**Available records:**
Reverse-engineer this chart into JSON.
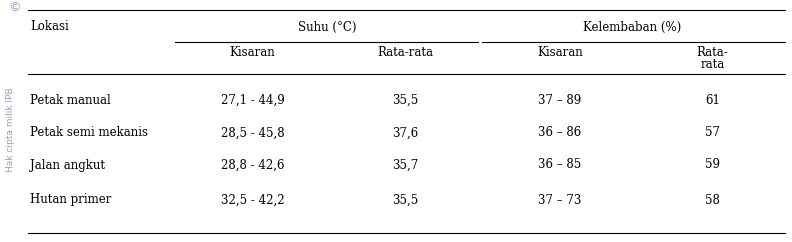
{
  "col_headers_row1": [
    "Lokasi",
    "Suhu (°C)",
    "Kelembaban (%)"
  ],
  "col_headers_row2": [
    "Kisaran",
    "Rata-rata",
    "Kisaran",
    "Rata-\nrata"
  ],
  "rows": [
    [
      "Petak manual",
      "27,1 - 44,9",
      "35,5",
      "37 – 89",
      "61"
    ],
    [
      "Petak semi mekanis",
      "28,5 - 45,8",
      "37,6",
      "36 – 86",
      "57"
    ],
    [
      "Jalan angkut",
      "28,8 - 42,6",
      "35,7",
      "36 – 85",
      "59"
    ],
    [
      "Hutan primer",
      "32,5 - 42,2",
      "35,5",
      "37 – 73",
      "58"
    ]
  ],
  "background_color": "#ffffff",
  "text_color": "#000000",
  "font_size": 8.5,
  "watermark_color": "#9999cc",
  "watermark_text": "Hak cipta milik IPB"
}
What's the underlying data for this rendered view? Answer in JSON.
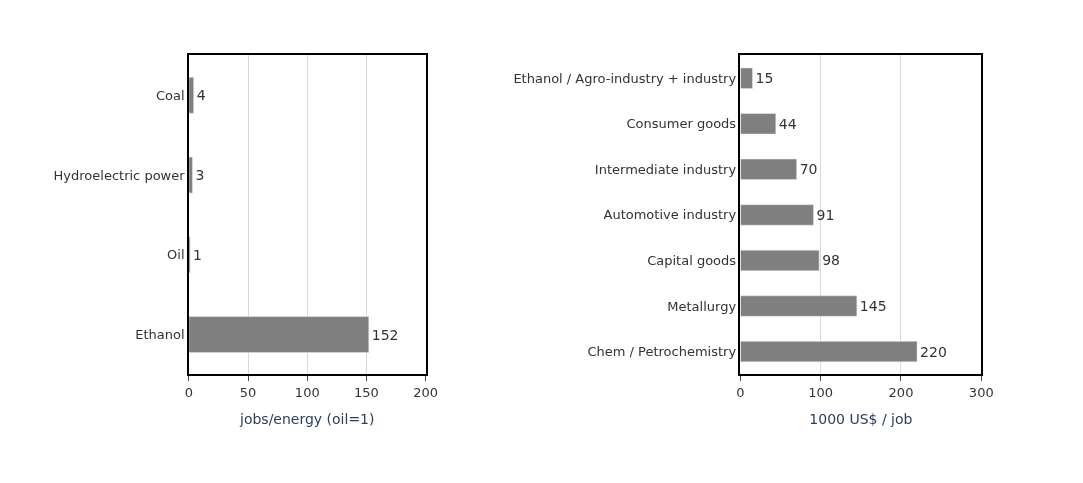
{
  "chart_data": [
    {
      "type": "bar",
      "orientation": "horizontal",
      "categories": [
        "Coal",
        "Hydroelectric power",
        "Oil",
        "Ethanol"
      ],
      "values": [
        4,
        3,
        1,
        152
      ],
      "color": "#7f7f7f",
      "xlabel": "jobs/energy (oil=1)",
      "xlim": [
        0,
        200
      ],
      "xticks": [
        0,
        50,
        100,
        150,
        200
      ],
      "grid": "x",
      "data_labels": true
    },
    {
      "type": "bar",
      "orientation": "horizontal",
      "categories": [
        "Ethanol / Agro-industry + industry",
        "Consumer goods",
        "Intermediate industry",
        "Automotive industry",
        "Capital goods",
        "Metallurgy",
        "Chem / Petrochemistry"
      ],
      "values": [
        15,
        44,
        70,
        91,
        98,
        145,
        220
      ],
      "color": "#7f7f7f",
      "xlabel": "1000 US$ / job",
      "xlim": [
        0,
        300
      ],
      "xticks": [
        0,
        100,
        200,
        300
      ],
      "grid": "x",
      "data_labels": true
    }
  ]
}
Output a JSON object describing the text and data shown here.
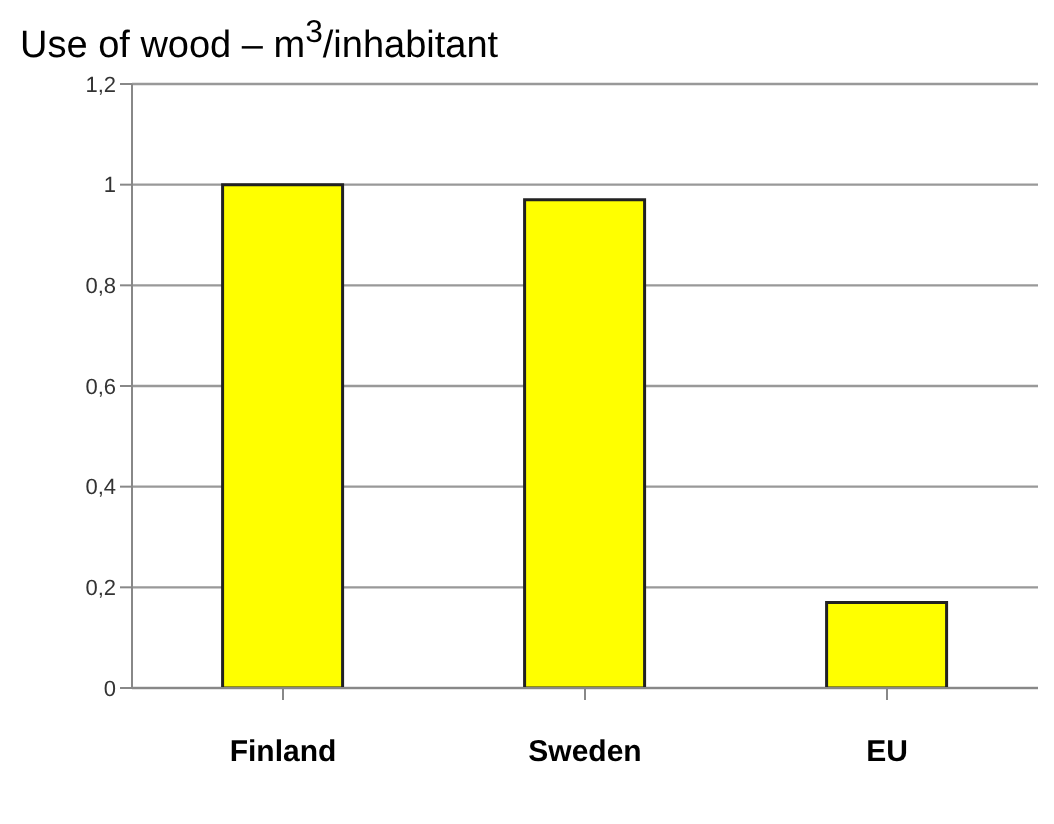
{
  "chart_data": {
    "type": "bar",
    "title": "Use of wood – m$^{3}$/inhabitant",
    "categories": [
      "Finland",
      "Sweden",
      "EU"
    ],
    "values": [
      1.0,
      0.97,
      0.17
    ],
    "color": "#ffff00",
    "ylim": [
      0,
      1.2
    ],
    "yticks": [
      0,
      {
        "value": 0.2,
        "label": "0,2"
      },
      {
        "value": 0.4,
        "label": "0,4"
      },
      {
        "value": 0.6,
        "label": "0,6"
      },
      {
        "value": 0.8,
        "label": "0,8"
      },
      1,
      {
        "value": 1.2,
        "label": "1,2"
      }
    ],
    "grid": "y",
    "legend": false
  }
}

**Exercise task:** Check each line above for the string "Ethanol" and show the ones that have it.

**Worked solution:**
        "Ethanol"
        "Ethanol / Agro-industry + industry",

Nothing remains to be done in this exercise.